→ **Requirements**
Check every line below for the string "frac", and copy the lines that contain it.

→ **Dataset items**
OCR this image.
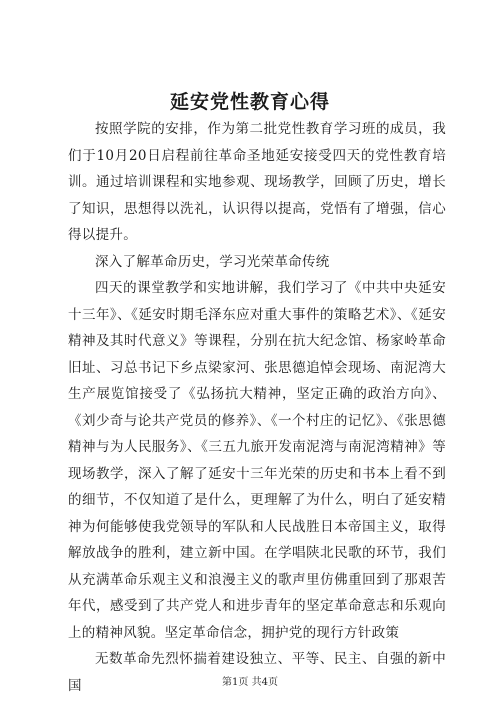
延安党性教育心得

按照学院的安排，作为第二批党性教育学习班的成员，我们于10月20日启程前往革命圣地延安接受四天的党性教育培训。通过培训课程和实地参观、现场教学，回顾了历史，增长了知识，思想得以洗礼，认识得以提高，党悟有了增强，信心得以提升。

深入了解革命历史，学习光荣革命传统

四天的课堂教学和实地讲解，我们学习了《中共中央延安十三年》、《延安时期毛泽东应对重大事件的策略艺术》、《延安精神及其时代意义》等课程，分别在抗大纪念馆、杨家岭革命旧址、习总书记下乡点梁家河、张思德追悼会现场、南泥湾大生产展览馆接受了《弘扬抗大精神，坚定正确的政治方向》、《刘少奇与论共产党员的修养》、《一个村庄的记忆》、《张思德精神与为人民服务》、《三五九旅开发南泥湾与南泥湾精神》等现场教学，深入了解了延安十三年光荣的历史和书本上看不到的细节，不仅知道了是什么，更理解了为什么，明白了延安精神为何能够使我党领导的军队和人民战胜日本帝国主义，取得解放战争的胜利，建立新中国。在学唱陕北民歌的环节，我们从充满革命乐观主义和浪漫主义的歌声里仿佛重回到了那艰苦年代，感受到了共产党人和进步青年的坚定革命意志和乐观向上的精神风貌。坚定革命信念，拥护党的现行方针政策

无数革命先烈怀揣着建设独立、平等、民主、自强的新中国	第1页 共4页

--

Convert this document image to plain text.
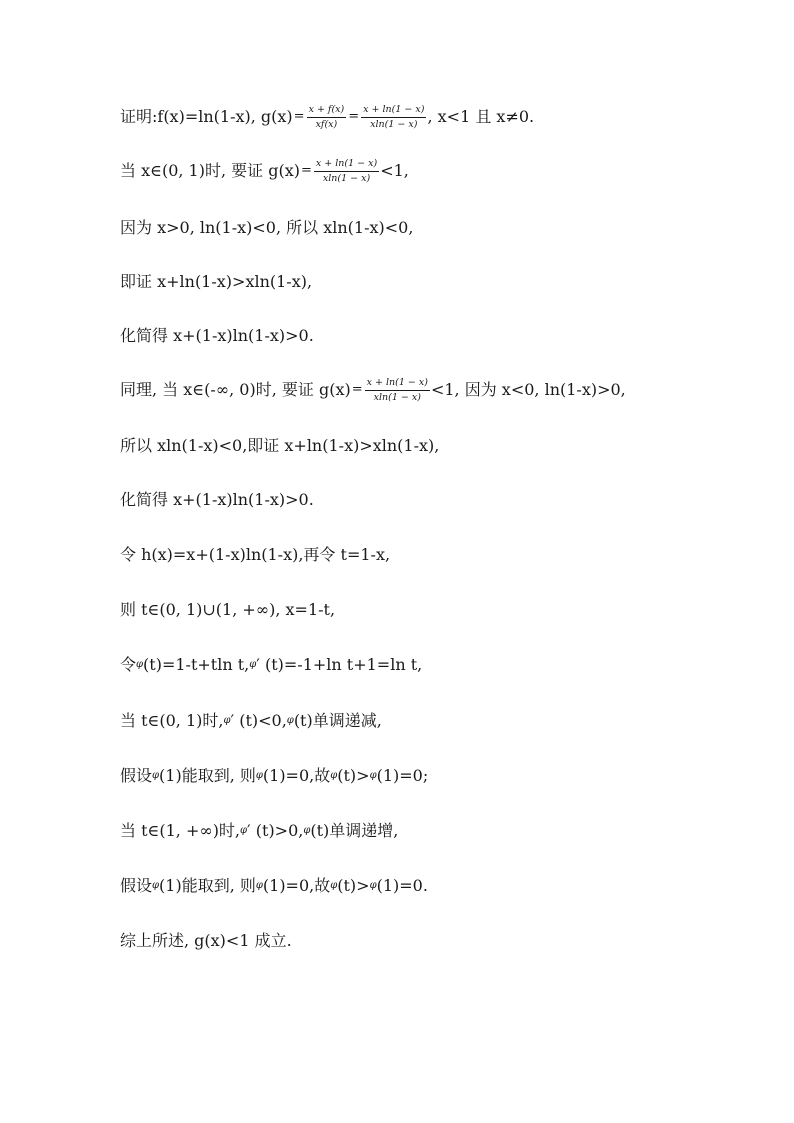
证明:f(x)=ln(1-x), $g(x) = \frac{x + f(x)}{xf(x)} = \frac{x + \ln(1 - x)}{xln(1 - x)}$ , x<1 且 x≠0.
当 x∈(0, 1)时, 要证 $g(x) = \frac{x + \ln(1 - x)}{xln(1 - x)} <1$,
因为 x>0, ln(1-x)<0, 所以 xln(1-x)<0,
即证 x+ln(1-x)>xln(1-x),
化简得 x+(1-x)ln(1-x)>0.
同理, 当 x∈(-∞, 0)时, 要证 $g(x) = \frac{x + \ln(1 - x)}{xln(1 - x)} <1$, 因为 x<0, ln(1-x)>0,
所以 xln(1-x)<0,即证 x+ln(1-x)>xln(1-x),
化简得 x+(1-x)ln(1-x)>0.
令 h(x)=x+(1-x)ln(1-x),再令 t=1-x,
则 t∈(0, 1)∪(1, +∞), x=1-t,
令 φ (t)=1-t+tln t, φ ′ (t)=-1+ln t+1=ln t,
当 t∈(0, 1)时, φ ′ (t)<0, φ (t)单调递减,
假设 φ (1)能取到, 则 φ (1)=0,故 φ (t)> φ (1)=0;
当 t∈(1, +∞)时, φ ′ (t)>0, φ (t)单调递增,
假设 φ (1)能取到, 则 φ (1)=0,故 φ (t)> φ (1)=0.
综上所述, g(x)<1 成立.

→ **Written solution**
证明:f(x)=ln(1-x), $g(x) = \frac{x + f(x)}{xf(x)} = \frac{x + \ln(1 - x)}{xln(1 - x)}$ , x<1 且 x≠0.
当 x∈(0, 1)时, 要证 $g(x) = \frac{x + \ln(1 - x)}{xln(1 - x)} <1$,
同理, 当 x∈(-∞, 0)时, 要证 $g(x) = \frac{x + \ln(1 - x)}{xln(1 - x)} <1$, 因为 x<0, ln(1-x)>0,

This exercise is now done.